• **SHORT PROBLEM**
Copy out all the lines where "https" shows up.

[Data excerpts]
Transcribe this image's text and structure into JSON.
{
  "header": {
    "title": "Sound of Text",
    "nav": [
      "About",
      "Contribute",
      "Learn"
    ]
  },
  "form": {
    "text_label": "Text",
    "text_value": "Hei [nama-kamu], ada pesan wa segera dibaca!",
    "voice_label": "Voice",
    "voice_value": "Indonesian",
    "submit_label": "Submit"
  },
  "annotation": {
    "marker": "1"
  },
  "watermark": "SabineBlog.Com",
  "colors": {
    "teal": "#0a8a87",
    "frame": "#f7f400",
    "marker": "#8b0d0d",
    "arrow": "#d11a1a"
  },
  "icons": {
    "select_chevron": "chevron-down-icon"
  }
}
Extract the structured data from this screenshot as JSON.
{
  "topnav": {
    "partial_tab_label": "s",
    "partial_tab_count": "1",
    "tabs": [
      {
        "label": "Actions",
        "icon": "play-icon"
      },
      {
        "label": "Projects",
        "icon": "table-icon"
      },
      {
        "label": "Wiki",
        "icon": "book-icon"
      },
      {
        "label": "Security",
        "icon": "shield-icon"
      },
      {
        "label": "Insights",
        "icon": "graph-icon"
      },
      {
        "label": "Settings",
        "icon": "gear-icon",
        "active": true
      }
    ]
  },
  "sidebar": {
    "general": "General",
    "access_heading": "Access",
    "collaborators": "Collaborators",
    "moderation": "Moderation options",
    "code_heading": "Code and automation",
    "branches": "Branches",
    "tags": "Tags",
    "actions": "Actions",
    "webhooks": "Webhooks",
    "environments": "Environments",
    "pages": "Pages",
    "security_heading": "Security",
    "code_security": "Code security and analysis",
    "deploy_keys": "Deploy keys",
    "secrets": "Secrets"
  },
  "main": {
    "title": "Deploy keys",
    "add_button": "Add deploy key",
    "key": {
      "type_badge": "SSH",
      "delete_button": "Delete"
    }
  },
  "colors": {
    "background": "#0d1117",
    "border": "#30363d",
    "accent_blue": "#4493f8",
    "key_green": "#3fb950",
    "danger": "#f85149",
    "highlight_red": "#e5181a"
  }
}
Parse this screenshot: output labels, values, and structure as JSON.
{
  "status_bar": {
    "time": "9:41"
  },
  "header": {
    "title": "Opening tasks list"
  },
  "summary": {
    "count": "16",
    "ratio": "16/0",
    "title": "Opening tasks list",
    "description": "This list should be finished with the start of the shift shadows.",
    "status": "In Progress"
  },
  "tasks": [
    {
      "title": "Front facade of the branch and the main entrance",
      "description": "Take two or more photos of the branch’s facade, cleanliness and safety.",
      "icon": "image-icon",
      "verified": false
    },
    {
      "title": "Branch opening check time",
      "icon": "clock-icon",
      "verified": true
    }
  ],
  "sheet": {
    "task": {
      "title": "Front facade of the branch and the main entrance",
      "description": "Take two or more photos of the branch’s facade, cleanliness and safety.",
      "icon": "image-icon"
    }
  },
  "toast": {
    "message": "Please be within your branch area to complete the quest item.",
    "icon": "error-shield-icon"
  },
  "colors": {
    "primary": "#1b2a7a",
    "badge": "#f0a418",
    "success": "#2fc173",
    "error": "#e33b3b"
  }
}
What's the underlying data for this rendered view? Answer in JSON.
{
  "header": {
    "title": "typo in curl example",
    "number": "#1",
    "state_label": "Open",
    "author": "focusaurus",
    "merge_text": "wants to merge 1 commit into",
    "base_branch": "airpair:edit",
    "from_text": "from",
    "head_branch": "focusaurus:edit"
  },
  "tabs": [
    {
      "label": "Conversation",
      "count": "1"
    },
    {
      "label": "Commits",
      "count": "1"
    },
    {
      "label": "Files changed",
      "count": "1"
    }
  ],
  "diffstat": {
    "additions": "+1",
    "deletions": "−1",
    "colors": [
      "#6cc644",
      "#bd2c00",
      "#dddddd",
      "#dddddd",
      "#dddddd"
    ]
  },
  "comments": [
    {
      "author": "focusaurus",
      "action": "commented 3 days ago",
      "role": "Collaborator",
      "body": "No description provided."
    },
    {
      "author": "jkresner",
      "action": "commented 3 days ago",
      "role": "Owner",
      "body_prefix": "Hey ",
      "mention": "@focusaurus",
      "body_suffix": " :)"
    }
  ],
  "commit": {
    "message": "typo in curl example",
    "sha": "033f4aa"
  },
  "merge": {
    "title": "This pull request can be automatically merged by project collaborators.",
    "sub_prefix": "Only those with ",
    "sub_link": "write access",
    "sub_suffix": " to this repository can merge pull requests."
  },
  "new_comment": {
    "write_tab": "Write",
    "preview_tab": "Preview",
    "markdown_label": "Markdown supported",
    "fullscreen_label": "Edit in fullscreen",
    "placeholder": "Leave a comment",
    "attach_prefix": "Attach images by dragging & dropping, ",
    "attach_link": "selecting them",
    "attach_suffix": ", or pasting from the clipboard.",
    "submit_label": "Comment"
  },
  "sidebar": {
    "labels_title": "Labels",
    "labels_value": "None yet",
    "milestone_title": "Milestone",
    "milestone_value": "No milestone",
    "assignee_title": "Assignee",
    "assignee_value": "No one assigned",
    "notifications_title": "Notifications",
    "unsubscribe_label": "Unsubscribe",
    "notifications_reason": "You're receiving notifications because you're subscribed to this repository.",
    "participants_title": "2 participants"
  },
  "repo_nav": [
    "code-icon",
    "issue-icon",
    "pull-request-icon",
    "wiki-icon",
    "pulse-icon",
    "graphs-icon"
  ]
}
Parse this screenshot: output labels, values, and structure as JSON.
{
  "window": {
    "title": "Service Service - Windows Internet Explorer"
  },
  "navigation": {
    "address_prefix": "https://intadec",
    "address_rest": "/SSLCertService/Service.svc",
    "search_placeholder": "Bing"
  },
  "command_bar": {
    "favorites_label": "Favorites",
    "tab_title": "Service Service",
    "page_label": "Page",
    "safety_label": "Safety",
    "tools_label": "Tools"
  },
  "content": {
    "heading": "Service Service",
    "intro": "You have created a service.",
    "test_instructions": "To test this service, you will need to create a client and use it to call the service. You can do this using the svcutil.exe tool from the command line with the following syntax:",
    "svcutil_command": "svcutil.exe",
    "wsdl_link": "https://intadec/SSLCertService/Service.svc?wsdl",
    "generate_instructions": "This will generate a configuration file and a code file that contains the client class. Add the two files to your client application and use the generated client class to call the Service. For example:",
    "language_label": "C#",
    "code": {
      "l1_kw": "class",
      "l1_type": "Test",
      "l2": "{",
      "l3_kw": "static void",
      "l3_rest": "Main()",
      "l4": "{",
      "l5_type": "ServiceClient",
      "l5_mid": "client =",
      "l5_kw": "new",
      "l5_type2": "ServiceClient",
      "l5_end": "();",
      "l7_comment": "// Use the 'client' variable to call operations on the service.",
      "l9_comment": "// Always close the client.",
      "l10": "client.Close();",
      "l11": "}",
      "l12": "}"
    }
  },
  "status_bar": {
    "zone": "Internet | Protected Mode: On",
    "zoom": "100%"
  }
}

• **PROBLEM SOLUTION**
    "address_prefix": "https://intadec",
    "wsdl_link": "https://intadec/SSLCertService/Service.svc?wsdl",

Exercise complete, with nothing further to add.